*Working data*:
********

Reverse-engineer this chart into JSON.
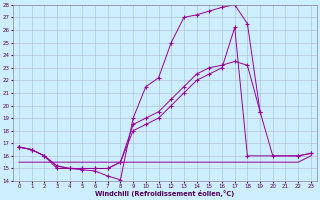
{
  "bg_color": "#cceeff",
  "grid_color": "#aabbcc",
  "line_color": "#990099",
  "xlabel": "Windchill (Refroidissement éolien,°C)",
  "xlim": [
    -0.5,
    23.5
  ],
  "ylim": [
    14,
    28
  ],
  "xticks": [
    0,
    1,
    2,
    3,
    4,
    5,
    6,
    7,
    8,
    9,
    10,
    11,
    12,
    13,
    14,
    15,
    16,
    17,
    18,
    19,
    20,
    21,
    22,
    23
  ],
  "yticks": [
    14,
    15,
    16,
    17,
    18,
    19,
    20,
    21,
    22,
    23,
    24,
    25,
    26,
    27,
    28
  ],
  "series": [
    {
      "x": [
        0,
        1,
        2,
        3,
        4,
        5,
        6,
        7,
        8,
        9,
        10,
        11,
        12,
        13,
        14,
        15,
        16,
        17,
        18,
        19
      ],
      "y": [
        16.7,
        16.5,
        16.0,
        15.2,
        15.0,
        14.9,
        14.8,
        14.4,
        14.1,
        19.0,
        21.5,
        22.2,
        25.0,
        27.0,
        27.2,
        27.5,
        27.8,
        28.0,
        26.5,
        19.5
      ],
      "marker": true
    },
    {
      "x": [
        0,
        1,
        2,
        3,
        4,
        5,
        6,
        7,
        8,
        9,
        10,
        11,
        12,
        13,
        14,
        15,
        16,
        17,
        18,
        19,
        20,
        22,
        23
      ],
      "y": [
        16.7,
        16.5,
        16.0,
        15.2,
        15.0,
        15.0,
        15.0,
        15.0,
        15.5,
        18.5,
        19.0,
        19.5,
        20.5,
        21.5,
        22.5,
        23.0,
        23.2,
        23.5,
        23.2,
        19.5,
        16.0,
        16.0,
        16.2
      ],
      "marker": true
    },
    {
      "x": [
        0,
        1,
        2,
        3,
        4,
        5,
        6,
        7,
        8,
        9,
        10,
        11,
        12,
        13,
        14,
        15,
        16,
        17,
        18,
        22,
        23
      ],
      "y": [
        16.7,
        16.5,
        16.0,
        15.0,
        15.0,
        15.0,
        15.0,
        15.0,
        15.5,
        18.0,
        18.5,
        19.0,
        20.0,
        21.0,
        22.0,
        22.5,
        23.0,
        26.2,
        16.0,
        16.0,
        16.2
      ],
      "marker": true
    },
    {
      "x": [
        0,
        1,
        2,
        3,
        4,
        5,
        6,
        7,
        8,
        9,
        10,
        11,
        12,
        13,
        14,
        15,
        16,
        17,
        18,
        19,
        20,
        21,
        22,
        23
      ],
      "y": [
        15.5,
        15.5,
        15.5,
        15.5,
        15.5,
        15.5,
        15.5,
        15.5,
        15.5,
        15.5,
        15.5,
        15.5,
        15.5,
        15.5,
        15.5,
        15.5,
        15.5,
        15.5,
        15.5,
        15.5,
        15.5,
        15.5,
        15.5,
        16.0
      ],
      "marker": false
    }
  ]
}
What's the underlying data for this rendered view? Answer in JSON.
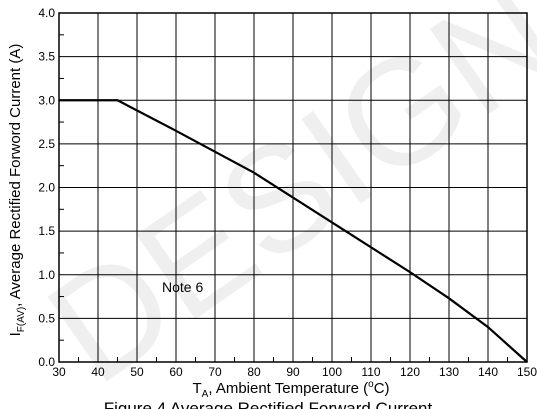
{
  "chart_data": {
    "type": "line",
    "xlabel_main": "T",
    "xlabel_sub": "A",
    "xlabel_rest": ", Ambient Temperature (",
    "xlabel_sup": "o",
    "xlabel_unit": "C)",
    "ylabel_main": "I",
    "ylabel_sub": "F(AV)",
    "ylabel_rest": ", Average Rectified Forword Current (A)",
    "xlim": [
      30,
      150
    ],
    "ylim": [
      0,
      4
    ],
    "x_ticks": [
      "30",
      "40",
      "50",
      "60",
      "70",
      "80",
      "90",
      "100",
      "110",
      "120",
      "130",
      "140",
      "150"
    ],
    "y_ticks": [
      "0.0",
      "0.5",
      "1.0",
      "1.5",
      "2.0",
      "2.5",
      "3.0",
      "3.5",
      "4.0"
    ],
    "grid": true,
    "series": [
      {
        "x": [
          30,
          45,
          60,
          80,
          100,
          120,
          130,
          140,
          145,
          150
        ],
        "y": [
          3.0,
          3.0,
          2.65,
          2.17,
          1.6,
          1.03,
          0.73,
          0.4,
          0.2,
          0.0
        ]
      }
    ],
    "annotation": "Note 6",
    "caption": "Figure 4 Average Rectified Forward Current"
  },
  "watermark": "DESIGNS"
}
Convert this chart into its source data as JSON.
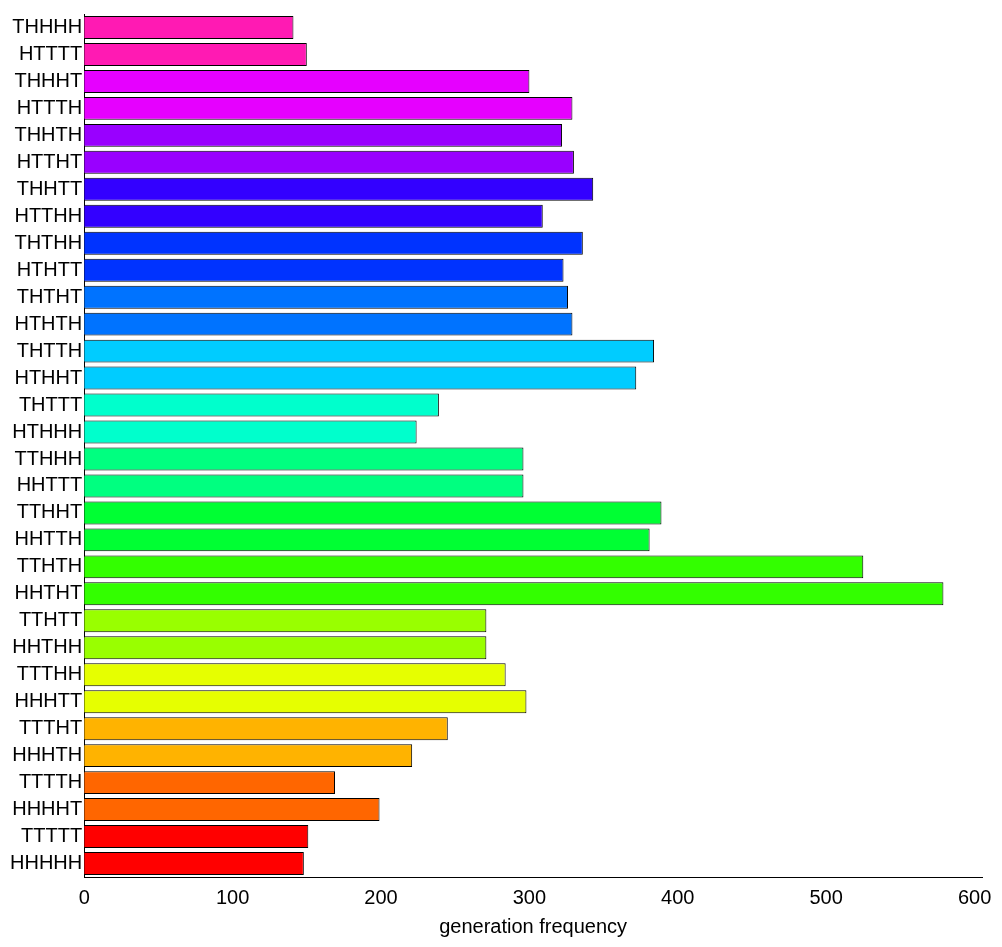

********

*Set exercise*:
Quote every record above exactly, omitting any pictures they contain.

*Written reply*:
Reverse-engineer this chart into JSON.
{
  "bg_color": "#cceeff",
  "grid_color": "#aabbcc",
  "line_color": "#990099",
  "xlabel": "Windchill (Refroidissement éolien,°C)",
  "xlim": [
    -0.5,
    23.5
  ],
  "ylim": [
    14,
    28
  ],
  "xticks": [
    0,
    1,
    2,
    3,
    4,
    5,
    6,
    7,
    8,
    9,
    10,
    11,
    12,
    13,
    14,
    15,
    16,
    17,
    18,
    19,
    20,
    21,
    22,
    23
  ],
  "yticks": [
    14,
    15,
    16,
    17,
    18,
    19,
    20,
    21,
    22,
    23,
    24,
    25,
    26,
    27,
    28
  ],
  "series": [
    {
      "x": [
        0,
        1,
        2,
        3,
        4,
        5,
        6,
        7,
        8,
        9,
        10,
        11,
        12,
        13,
        14,
        15,
        16,
        17,
        18,
        19
      ],
      "y": [
        16.7,
        16.5,
        16.0,
        15.2,
        15.0,
        14.9,
        14.8,
        14.4,
        14.1,
        19.0,
        21.5,
        22.2,
        25.0,
        27.0,
        27.2,
        27.5,
        27.8,
        28.0,
        26.5,
        19.5
      ],
      "marker": true
    },
    {
      "x": [
        0,
        1,
        2,
        3,
        4,
        5,
        6,
        7,
        8,
        9,
        10,
        11,
        12,
        13,
        14,
        15,
        16,
        17,
        18,
        19,
        20,
        22,
        23
      ],
      "y": [
        16.7,
        16.5,
        16.0,
        15.2,
        15.0,
        15.0,
        15.0,
        15.0,
        15.5,
        18.5,
        19.0,
        19.5,
        20.5,
        21.5,
        22.5,
        23.0,
        23.2,
        23.5,
        23.2,
        19.5,
        16.0,
        16.0,
        16.2
      ],
      "marker": true
    },
    {
      "x": [
        0,
        1,
        2,
        3,
        4,
        5,
        6,
        7,
        8,
        9,
        10,
        11,
        12,
        13,
        14,
        15,
        16,
        17,
        18,
        22,
        23
      ],
      "y": [
        16.7,
        16.5,
        16.0,
        15.0,
        15.0,
        15.0,
        15.0,
        15.0,
        15.5,
        18.0,
        18.5,
        19.0,
        20.0,
        21.0,
        22.0,
        22.5,
        23.0,
        26.2,
        16.0,
        16.0,
        16.2
      ],
      "marker": true
    },
    {
      "x": [
        0,
        1,
        2,
        3,
        4,
        5,
        6,
        7,
        8,
        9,
        10,
        11,
        12,
        13,
        14,
        15,
        16,
        17,
        18,
        19,
        20,
        21,
        22,
        23
      ],
      "y": [
        15.5,
        15.5,
        15.5,
        15.5,
        15.5,
        15.5,
        15.5,
        15.5,
        15.5,
        15.5,
        15.5,
        15.5,
        15.5,
        15.5,
        15.5,
        15.5,
        15.5,
        15.5,
        15.5,
        15.5,
        15.5,
        15.5,
        15.5,
        16.0
      ],
      "marker": false
    }
  ]
}
What's the underlying data for this rendered view? Answer in JSON.
{
  "chart_data": {
    "type": "line",
    "xlabel_main": "T",
    "xlabel_sub": "A",
    "xlabel_rest": ", Ambient Temperature (",
    "xlabel_sup": "o",
    "xlabel_unit": "C)",
    "ylabel_main": "I",
    "ylabel_sub": "F(AV)",
    "ylabel_rest": ", Average Rectified Forword Current (A)",
    "xlim": [
      30,
      150
    ],
    "ylim": [
      0,
      4
    ],
    "x_ticks": [
      "30",
      "40",
      "50",
      "60",
      "70",
      "80",
      "90",
      "100",
      "110",
      "120",
      "130",
      "140",
      "150"
    ],
    "y_ticks": [
      "0.0",
      "0.5",
      "1.0",
      "1.5",
      "2.0",
      "2.5",
      "3.0",
      "3.5",
      "4.0"
    ],
    "grid": true,
    "series": [
      {
        "x": [
          30,
          45,
          60,
          80,
          100,
          120,
          130,
          140,
          145,
          150
        ],
        "y": [
          3.0,
          3.0,
          2.65,
          2.17,
          1.6,
          1.03,
          0.73,
          0.4,
          0.2,
          0.0
        ]
      }
    ],
    "annotation": "Note 6",
    "caption": "Figure 4 Average Rectified Forward Current"
  },
  "watermark": "DESIGNS"
}
Convert this chart into its source data as JSON.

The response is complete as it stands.